--- begin EXTRACTED RECORDS ---
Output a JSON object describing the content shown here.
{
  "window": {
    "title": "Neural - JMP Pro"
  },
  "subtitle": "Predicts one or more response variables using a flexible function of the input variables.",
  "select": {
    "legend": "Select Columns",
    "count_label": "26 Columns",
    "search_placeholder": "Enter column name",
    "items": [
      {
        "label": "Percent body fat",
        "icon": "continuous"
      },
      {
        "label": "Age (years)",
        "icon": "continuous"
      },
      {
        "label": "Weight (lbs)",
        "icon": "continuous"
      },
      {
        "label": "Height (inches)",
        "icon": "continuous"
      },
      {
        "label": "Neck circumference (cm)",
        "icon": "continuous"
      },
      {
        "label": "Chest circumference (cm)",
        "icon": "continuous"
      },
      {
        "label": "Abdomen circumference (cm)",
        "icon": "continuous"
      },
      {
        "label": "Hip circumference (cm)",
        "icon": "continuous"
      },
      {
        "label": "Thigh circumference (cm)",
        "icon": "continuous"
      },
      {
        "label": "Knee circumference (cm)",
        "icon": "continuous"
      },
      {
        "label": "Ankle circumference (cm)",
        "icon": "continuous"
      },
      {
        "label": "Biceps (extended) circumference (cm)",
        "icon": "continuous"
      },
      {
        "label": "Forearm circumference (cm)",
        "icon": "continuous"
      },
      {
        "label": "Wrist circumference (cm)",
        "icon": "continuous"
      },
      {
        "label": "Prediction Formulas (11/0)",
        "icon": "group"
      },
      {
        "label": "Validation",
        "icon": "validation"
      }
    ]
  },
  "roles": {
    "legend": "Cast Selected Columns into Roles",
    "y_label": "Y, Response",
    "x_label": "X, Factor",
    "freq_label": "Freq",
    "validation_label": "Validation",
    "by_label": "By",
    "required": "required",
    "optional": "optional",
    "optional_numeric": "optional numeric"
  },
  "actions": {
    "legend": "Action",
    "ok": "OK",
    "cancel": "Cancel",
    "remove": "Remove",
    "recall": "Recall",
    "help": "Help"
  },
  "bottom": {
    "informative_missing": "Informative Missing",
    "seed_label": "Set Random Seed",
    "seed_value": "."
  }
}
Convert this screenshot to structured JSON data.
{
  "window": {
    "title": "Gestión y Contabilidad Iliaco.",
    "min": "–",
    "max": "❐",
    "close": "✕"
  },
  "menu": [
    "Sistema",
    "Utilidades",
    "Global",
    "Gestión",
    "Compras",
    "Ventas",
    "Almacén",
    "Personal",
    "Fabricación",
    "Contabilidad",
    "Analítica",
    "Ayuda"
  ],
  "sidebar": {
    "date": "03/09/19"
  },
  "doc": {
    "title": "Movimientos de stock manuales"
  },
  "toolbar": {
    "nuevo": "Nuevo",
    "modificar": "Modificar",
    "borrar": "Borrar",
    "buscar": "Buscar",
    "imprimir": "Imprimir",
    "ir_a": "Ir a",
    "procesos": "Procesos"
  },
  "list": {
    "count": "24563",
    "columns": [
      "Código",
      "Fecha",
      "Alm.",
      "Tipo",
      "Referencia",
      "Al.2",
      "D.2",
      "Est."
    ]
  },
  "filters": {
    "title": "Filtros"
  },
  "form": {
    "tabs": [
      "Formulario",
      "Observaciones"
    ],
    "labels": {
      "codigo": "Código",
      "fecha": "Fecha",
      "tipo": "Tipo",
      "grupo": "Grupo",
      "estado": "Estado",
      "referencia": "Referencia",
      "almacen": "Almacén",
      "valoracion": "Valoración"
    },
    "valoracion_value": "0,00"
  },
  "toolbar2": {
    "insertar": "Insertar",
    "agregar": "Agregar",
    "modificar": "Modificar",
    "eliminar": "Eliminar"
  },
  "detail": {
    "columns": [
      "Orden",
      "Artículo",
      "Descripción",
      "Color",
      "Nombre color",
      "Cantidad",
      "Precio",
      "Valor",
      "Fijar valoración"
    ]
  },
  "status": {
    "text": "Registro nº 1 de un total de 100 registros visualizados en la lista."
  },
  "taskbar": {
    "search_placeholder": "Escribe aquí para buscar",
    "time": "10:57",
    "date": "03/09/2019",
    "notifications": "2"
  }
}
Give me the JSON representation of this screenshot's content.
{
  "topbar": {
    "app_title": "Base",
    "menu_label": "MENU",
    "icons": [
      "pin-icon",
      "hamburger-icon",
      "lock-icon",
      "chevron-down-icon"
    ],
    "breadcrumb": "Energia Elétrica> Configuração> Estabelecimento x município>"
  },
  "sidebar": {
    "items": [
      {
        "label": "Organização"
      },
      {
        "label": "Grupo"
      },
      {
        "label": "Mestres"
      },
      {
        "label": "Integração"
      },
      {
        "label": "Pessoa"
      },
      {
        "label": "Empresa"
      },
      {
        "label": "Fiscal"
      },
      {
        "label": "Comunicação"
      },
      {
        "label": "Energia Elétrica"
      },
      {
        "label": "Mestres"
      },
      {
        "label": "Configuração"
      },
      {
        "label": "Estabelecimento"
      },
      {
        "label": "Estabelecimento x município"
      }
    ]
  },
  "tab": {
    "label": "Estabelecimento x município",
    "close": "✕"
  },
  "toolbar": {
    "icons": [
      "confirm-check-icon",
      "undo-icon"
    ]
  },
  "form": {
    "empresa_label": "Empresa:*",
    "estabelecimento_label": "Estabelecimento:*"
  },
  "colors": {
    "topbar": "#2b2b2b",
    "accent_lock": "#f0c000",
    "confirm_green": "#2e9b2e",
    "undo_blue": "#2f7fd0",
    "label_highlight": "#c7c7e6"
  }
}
--- end EXTRACTED RECORDS ---
Transcribe the data. Leave every line exactly as it is.

FINISHED ANSWER
Output a JSON object describing the content shown here.
{
  "window": {
    "title": "Neural - JMP Pro"
  },
  "subtitle": "Predicts one or more response variables using a flexible function of the input variables.",
  "select": {
    "legend": "Select Columns",
    "count_label": "26 Columns",
    "search_placeholder": "Enter column name",
    "items": [
      {
        "label": "Percent body fat",
        "icon": "continuous"
      },
      {
        "label": "Age (years)",
        "icon": "continuous"
      },
      {
        "label": "Weight (lbs)",
        "icon": "continuous"
      },
      {
        "label": "Height (inches)",
        "icon": "continuous"
      },
      {
        "label": "Neck circumference (cm)",
        "icon": "continuous"
      },
      {
        "label": "Chest circumference (cm)",
        "icon": "continuous"
      },
      {
        "label": "Abdomen circumference (cm)",
        "icon": "continuous"
      },
      {
        "label": "Hip circumference (cm)",
        "icon": "continuous"
      },
      {
        "label": "Thigh circumference (cm)",
        "icon": "continuous"
      },
      {
        "label": "Knee circumference (cm)",
        "icon": "continuous"
      },
      {
        "label": "Ankle circumference (cm)",
        "icon": "continuous"
      },
      {
        "label": "Biceps (extended) circumference (cm)",
        "icon": "continuous"
      },
      {
        "label": "Forearm circumference (cm)",
        "icon": "continuous"
      },
      {
        "label": "Wrist circumference (cm)",
        "icon": "continuous"
      },
      {
        "label": "Prediction Formulas (11/0)",
        "icon": "group"
      },
      {
        "label": "Validation",
        "icon": "validation"
      }
    ]
  },
  "roles": {
    "legend": "Cast Selected Columns into Roles",
    "y_label": "Y, Response",
    "x_label": "X, Factor",
    "freq_label": "Freq",
    "validation_label": "Validation",
    "by_label": "By",
    "required": "required",
    "optional": "optional",
    "optional_numeric": "optional numeric"
  },
  "actions": {
    "legend": "Action",
    "ok": "OK",
    "cancel": "Cancel",
    "remove": "Remove",
    "recall": "Recall",
    "help": "Help"
  },
  "bottom": {
    "informative_missing": "Informative Missing",
    "seed_label": "Set Random Seed",
    "seed_value": "."
  }
}
Convert this screenshot to structured JSON data.
{
  "window": {
    "title": "Gestión y Contabilidad Iliaco.",
    "min": "–",
    "max": "❐",
    "close": "✕"
  },
  "menu": [
    "Sistema",
    "Utilidades",
    "Global",
    "Gestión",
    "Compras",
    "Ventas",
    "Almacén",
    "Personal",
    "Fabricación",
    "Contabilidad",
    "Analítica",
    "Ayuda"
  ],
  "sidebar": {
    "date": "03/09/19"
  },
  "doc": {
    "title": "Movimientos de stock manuales"
  },
  "toolbar": {
    "nuevo": "Nuevo",
    "modificar": "Modificar",
    "borrar": "Borrar",
    "buscar": "Buscar",
    "imprimir": "Imprimir",
    "ir_a": "Ir a",
    "procesos": "Procesos"
  },
  "list": {
    "count": "24563",
    "columns": [
      "Código",
      "Fecha",
      "Alm.",
      "Tipo",
      "Referencia",
      "Al.2",
      "D.2",
      "Est."
    ]
  },
  "filters": {
    "title": "Filtros"
  },
  "form": {
    "tabs": [
      "Formulario",
      "Observaciones"
    ],
    "labels": {
      "codigo": "Código",
      "fecha": "Fecha",
      "tipo": "Tipo",
      "grupo": "Grupo",
      "estado": "Estado",
      "referencia": "Referencia",
      "almacen": "Almacén",
      "valoracion": "Valoración"
    },
    "valoracion_value": "0,00"
  },
  "toolbar2": {
    "insertar": "Insertar",
    "agregar": "Agregar",
    "modificar": "Modificar",
    "eliminar": "Eliminar"
  },
  "detail": {
    "columns": [
      "Orden",
      "Artículo",
      "Descripción",
      "Color",
      "Nombre color",
      "Cantidad",
      "Precio",
      "Valor",
      "Fijar valoración"
    ]
  },
  "status": {
    "text": "Registro nº 1 de un total de 100 registros visualizados en la lista."
  },
  "taskbar": {
    "search_placeholder": "Escribe aquí para buscar",
    "time": "10:57",
    "date": "03/09/2019",
    "notifications": "2"
  }
}
Give me the JSON representation of this screenshot's content.
{
  "topbar": {
    "app_title": "Base",
    "menu_label": "MENU",
    "icons": [
      "pin-icon",
      "hamburger-icon",
      "lock-icon",
      "chevron-down-icon"
    ],
    "breadcrumb": "Energia Elétrica> Configuração> Estabelecimento x município>"
  },
  "sidebar": {
    "items": [
      {
        "label": "Organização"
      },
      {
        "label": "Grupo"
      },
      {
        "label": "Mestres"
      },
      {
        "label": "Integração"
      },
      {
        "label": "Pessoa"
      },
      {
        "label": "Empresa"
      },
      {
        "label": "Fiscal"
      },
      {
        "label": "Comunicação"
      },
      {
        "label": "Energia Elétrica"
      },
      {
        "label": "Mestres"
      },
      {
        "label": "Configuração"
      },
      {
        "label": "Estabelecimento"
      },
      {
        "label": "Estabelecimento x município"
      }
    ]
  },
  "tab": {
    "label": "Estabelecimento x município",
    "close": "✕"
  },
  "toolbar": {
    "icons": [
      "confirm-check-icon",
      "undo-icon"
    ]
  },
  "form": {
    "empresa_label": "Empresa:*",
    "estabelecimento_label": "Estabelecimento:*"
  },
  "colors": {
    "topbar": "#2b2b2b",
    "accent_lock": "#f0c000",
    "confirm_green": "#2e9b2e",
    "undo_blue": "#2f7fd0",
    "label_highlight": "#c7c7e6"
  }
}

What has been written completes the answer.